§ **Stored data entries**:
— begin —

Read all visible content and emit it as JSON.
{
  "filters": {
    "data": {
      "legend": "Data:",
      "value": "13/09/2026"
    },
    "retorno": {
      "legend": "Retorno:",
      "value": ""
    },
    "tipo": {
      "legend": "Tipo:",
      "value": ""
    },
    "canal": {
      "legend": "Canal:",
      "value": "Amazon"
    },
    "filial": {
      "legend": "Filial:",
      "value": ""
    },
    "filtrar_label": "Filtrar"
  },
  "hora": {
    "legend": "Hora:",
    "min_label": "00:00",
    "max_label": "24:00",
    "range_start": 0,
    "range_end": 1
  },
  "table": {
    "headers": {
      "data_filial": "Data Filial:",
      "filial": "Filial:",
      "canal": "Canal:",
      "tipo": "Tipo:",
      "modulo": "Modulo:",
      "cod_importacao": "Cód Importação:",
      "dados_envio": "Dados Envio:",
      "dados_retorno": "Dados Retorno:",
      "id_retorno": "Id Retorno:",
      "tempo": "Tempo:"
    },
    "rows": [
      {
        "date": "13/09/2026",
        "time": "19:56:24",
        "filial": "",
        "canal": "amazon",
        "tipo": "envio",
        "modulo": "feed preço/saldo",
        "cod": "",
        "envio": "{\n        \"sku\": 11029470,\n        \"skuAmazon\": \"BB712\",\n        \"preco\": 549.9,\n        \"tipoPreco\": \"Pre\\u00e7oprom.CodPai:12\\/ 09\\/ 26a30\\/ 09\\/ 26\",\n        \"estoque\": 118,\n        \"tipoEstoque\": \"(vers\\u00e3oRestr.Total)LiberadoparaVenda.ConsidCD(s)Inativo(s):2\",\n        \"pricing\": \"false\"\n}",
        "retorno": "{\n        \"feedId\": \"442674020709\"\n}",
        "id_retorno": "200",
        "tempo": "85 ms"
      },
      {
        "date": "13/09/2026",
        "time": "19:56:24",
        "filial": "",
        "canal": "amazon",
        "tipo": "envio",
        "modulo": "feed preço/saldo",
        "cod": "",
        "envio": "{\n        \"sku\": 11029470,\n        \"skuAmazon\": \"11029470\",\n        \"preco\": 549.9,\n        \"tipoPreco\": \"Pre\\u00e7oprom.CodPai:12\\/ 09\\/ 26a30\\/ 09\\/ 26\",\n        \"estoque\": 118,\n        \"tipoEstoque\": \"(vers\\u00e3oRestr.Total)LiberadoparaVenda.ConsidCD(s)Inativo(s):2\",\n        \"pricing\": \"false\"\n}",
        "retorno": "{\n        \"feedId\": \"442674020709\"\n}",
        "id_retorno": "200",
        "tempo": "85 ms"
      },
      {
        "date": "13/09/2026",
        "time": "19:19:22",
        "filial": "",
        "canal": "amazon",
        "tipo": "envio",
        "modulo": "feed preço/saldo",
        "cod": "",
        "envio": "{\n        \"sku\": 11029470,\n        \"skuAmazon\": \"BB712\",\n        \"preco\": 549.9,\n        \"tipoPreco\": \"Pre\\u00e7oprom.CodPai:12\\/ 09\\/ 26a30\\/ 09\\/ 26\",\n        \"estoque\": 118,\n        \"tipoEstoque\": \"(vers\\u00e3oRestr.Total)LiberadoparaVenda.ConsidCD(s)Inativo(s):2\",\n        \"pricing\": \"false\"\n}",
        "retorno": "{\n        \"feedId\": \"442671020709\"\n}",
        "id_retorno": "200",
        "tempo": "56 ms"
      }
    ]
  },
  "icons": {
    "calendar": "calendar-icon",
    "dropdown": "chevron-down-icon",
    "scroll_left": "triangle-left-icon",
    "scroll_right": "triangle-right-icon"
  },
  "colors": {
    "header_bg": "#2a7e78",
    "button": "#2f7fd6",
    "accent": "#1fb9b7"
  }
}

— end —

§ **Task brief**:
Where a line holds "Dados", copy that line.

§ **Problem solution**:
      "dados_envio": "Dados Envio:",
      "dados_retorno": "Dados Retorno:",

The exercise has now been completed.